[Data records]
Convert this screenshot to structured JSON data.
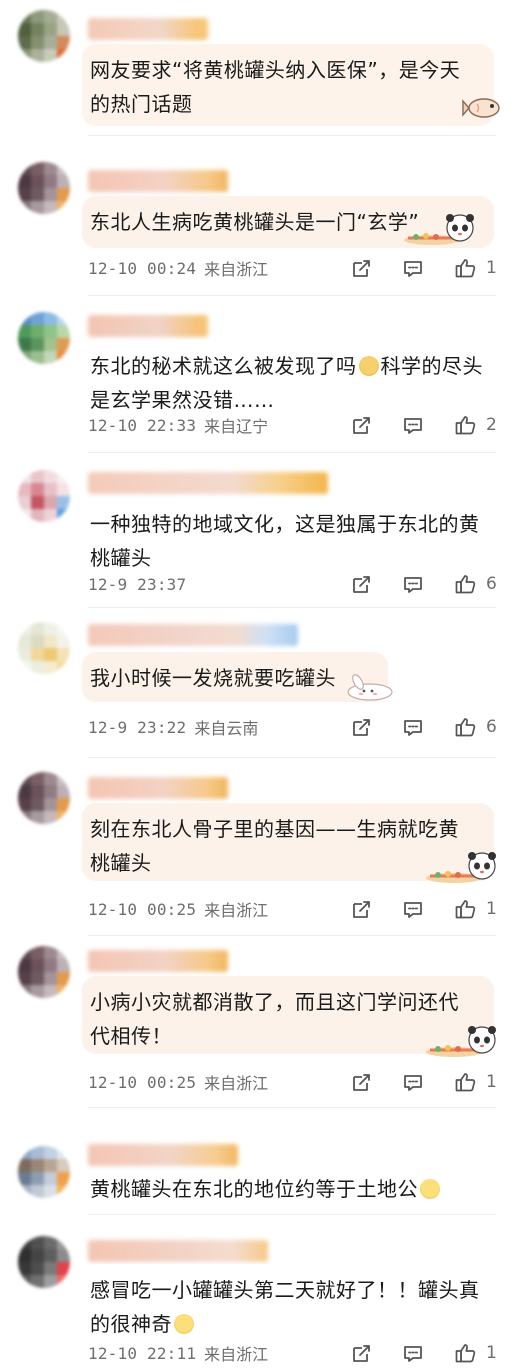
{
  "comments": [
    {
      "text": "网友要求“将黄桃罐头纳入医保”，是今天的热门话题",
      "line1": "网友要求“将黄桃罐头纳入医保”，是今天",
      "line2": "的热门话题",
      "time": "",
      "location": "",
      "likes": "",
      "sticker": "fish-sticker"
    },
    {
      "line1": "东北人生病吃黄桃罐头是一门“玄学”",
      "line2": "",
      "time": "12-10 00:24",
      "location": "来自浙江",
      "likes": "1",
      "sticker": "panda-sticker"
    },
    {
      "line1": "东北的秘术就这么被发现了吗",
      "line1_after": "科学的尽头",
      "line2": "是玄学果然没错……",
      "emoji": "dog-emoji",
      "time": "12-10 22:33",
      "location": "来自辽宁",
      "likes": "2"
    },
    {
      "line1": "一种独特的地域文化，这是独属于东北的黄",
      "line2": "桃罐头",
      "time": "12-9 23:37",
      "location": "",
      "likes": "6"
    },
    {
      "line1": "我小时候一发烧就要吃罐头",
      "line2": "",
      "time": "12-9 23:22",
      "location": "来自云南",
      "likes": "6",
      "sticker": "rabbit-sticker"
    },
    {
      "line1": "刻在东北人骨子里的基因——生病就吃黄",
      "line2": "桃罐头",
      "time": "12-10 00:25",
      "location": "来自浙江",
      "likes": "1",
      "sticker": "panda-sticker"
    },
    {
      "line1": "小病小灾就都消散了，而且这门学问还代",
      "line2": "代相传！",
      "time": "12-10 00:25",
      "location": "来自浙江",
      "likes": "1",
      "sticker": "panda-sticker"
    },
    {
      "line1": "黄桃罐头在东北的地位约等于土地公",
      "line2": "",
      "emoji": "smile-emoji",
      "time": "",
      "location": "",
      "likes": ""
    },
    {
      "line1": "感冒吃一小罐罐头第二天就好了！！罐头真",
      "line2": "的很神奇",
      "emoji": "cry-emoji",
      "time": "12-10 22:11",
      "location": "来自浙江",
      "likes": "1"
    }
  ],
  "icons": {
    "repost": "repost-icon",
    "comment": "comment-icon",
    "like": "thumbs-up-icon"
  },
  "colors": {
    "bubble": "#fdf2e9",
    "meta_text": "#6e6e6e",
    "divider": "#eeeeee"
  }
}
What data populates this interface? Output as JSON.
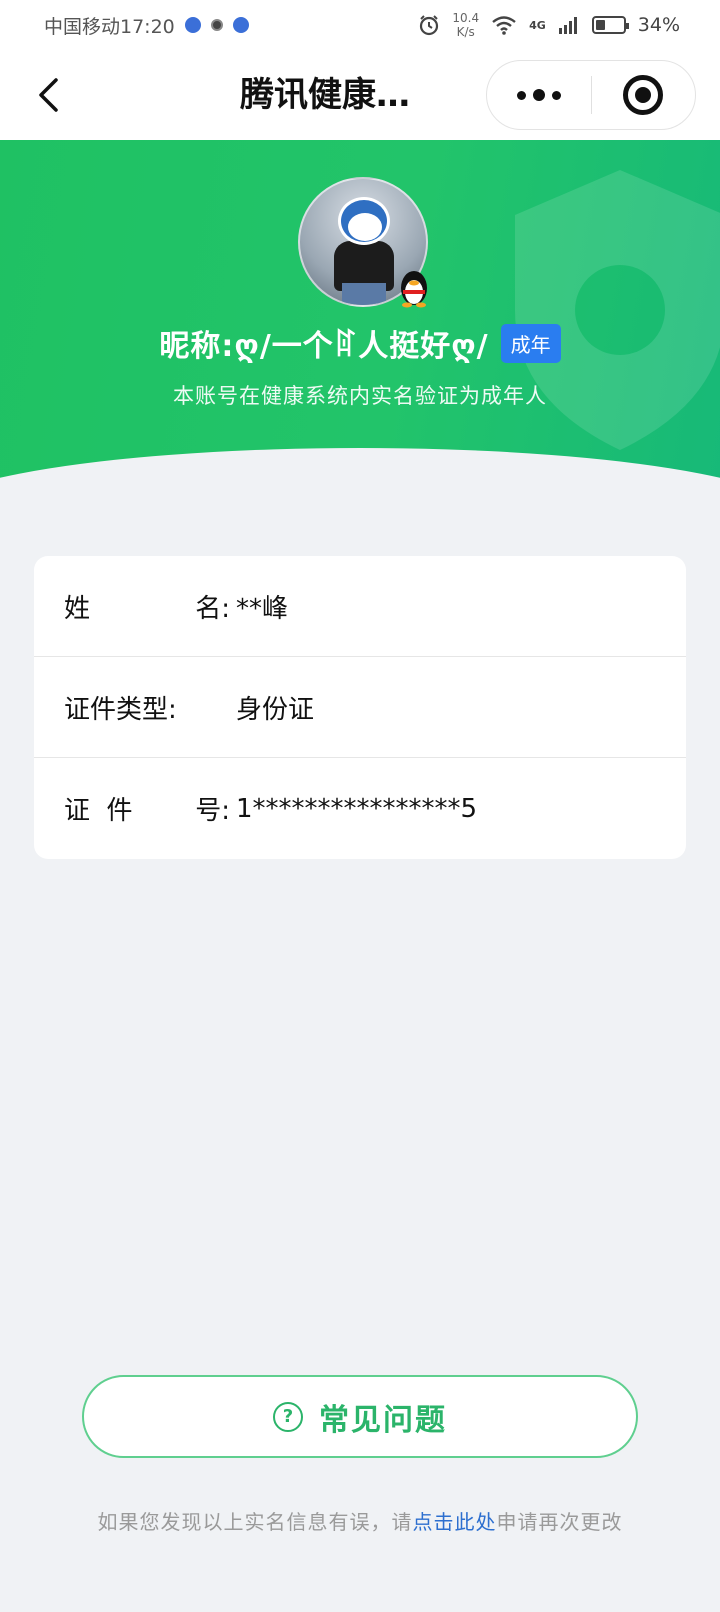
{
  "status_bar": {
    "carrier_time": "中国移动17:20",
    "net_speed_value": "10.4",
    "net_speed_unit": "K/s",
    "network_type": "4G",
    "battery": "34%",
    "battery_level": 0.34
  },
  "nav": {
    "title": "腾讯健康…"
  },
  "hero": {
    "nickname": "昵称:ღ/一个ꍏ人挺好ღ/",
    "badge": "成年",
    "verify_text": "本账号在健康系统内实名验证为成年人"
  },
  "info": {
    "rows": [
      {
        "label_a": "姓",
        "label_b": "名:",
        "value": "**峰"
      },
      {
        "label_a": "证件类型:",
        "label_b": "",
        "value": "身份证"
      },
      {
        "label_a": "证  件",
        "label_b": "号:",
        "value": "1****************5"
      }
    ]
  },
  "faq": {
    "label": "常见问题",
    "icon": "question-circle-icon"
  },
  "footer": {
    "prefix": "如果您发现以上实名信息有误，请",
    "link": "点击此处",
    "suffix": "申请再次更改"
  },
  "colors": {
    "brand_green": "#22c46a",
    "badge_blue": "#2a7df0",
    "link_blue": "#2d6fcf"
  }
}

▶ Aim
Return each line among the entries that holds the word "将黄桃罐头纳入医保".

▶ Task response
      "text": "网友要求“将黄桃罐头纳入医保”，是今天的热门话题",
      "line1": "网友要求“将黄桃罐头纳入医保”，是今天",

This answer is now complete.